* begin DATA FOR THE TASK *
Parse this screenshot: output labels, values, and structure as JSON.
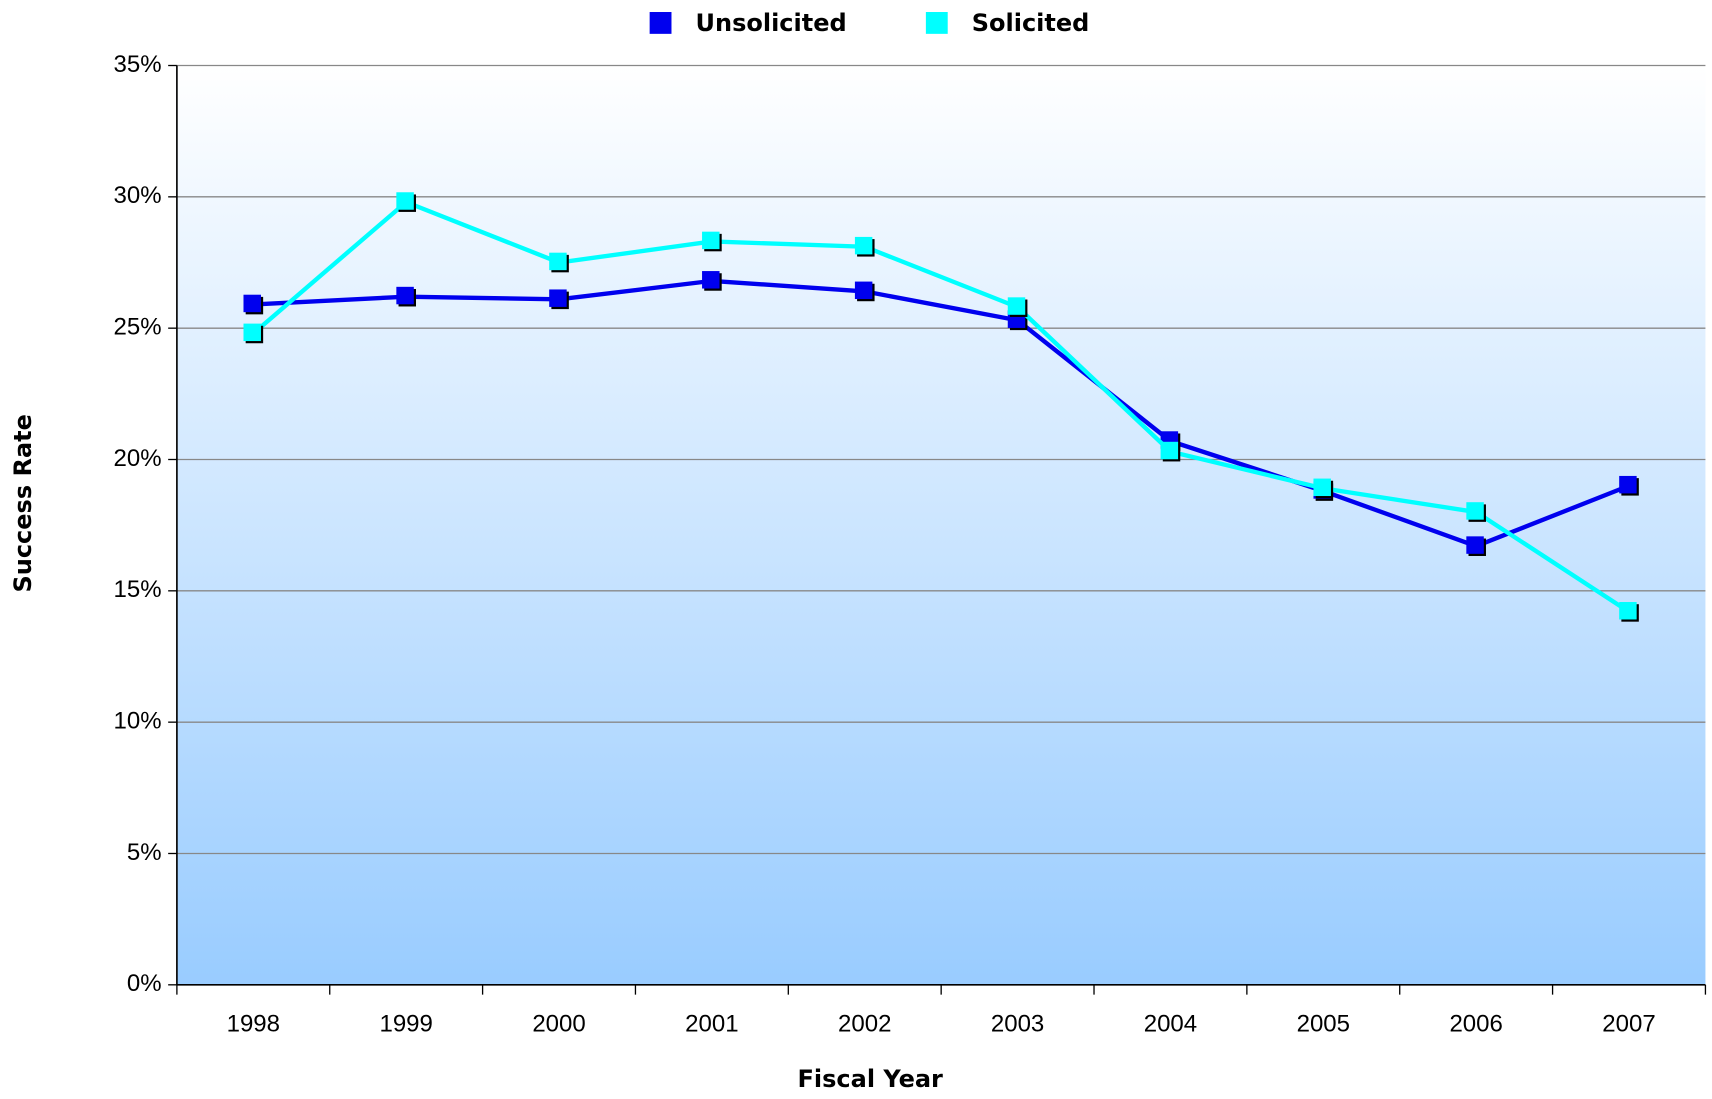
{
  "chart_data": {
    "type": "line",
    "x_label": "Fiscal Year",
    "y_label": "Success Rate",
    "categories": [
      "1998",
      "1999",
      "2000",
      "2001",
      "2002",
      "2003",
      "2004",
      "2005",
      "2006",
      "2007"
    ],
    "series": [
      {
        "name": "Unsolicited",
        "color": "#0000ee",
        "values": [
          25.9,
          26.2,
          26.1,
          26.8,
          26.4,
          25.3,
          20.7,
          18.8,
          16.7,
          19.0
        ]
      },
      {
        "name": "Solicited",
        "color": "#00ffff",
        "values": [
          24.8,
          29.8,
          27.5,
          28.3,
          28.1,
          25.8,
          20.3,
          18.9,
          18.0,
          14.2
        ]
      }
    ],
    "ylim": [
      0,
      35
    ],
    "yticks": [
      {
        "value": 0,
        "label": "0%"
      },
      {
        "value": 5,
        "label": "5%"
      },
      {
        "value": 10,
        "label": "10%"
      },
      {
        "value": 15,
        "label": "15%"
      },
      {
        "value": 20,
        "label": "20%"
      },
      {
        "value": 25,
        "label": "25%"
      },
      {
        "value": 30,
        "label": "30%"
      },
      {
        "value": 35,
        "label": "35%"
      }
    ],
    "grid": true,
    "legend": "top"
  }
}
* end DATA FOR THE TASK *
STATED GOAL: Print the entries above exactly, taking out only the pictures.

CORRECT ANSWER:
Parse this screenshot: output labels, values, and structure as JSON.
{
  "chart_data": {
    "type": "line",
    "x_label": "Fiscal Year",
    "y_label": "Success Rate",
    "categories": [
      "1998",
      "1999",
      "2000",
      "2001",
      "2002",
      "2003",
      "2004",
      "2005",
      "2006",
      "2007"
    ],
    "series": [
      {
        "name": "Unsolicited",
        "color": "#0000ee",
        "values": [
          25.9,
          26.2,
          26.1,
          26.8,
          26.4,
          25.3,
          20.7,
          18.8,
          16.7,
          19.0
        ]
      },
      {
        "name": "Solicited",
        "color": "#00ffff",
        "values": [
          24.8,
          29.8,
          27.5,
          28.3,
          28.1,
          25.8,
          20.3,
          18.9,
          18.0,
          14.2
        ]
      }
    ],
    "ylim": [
      0,
      35
    ],
    "yticks": [
      {
        "value": 0,
        "label": "0%"
      },
      {
        "value": 5,
        "label": "5%"
      },
      {
        "value": 10,
        "label": "10%"
      },
      {
        "value": 15,
        "label": "15%"
      },
      {
        "value": 20,
        "label": "20%"
      },
      {
        "value": 25,
        "label": "25%"
      },
      {
        "value": 30,
        "label": "30%"
      },
      {
        "value": 35,
        "label": "35%"
      }
    ],
    "grid": true,
    "legend": "top"
  }
}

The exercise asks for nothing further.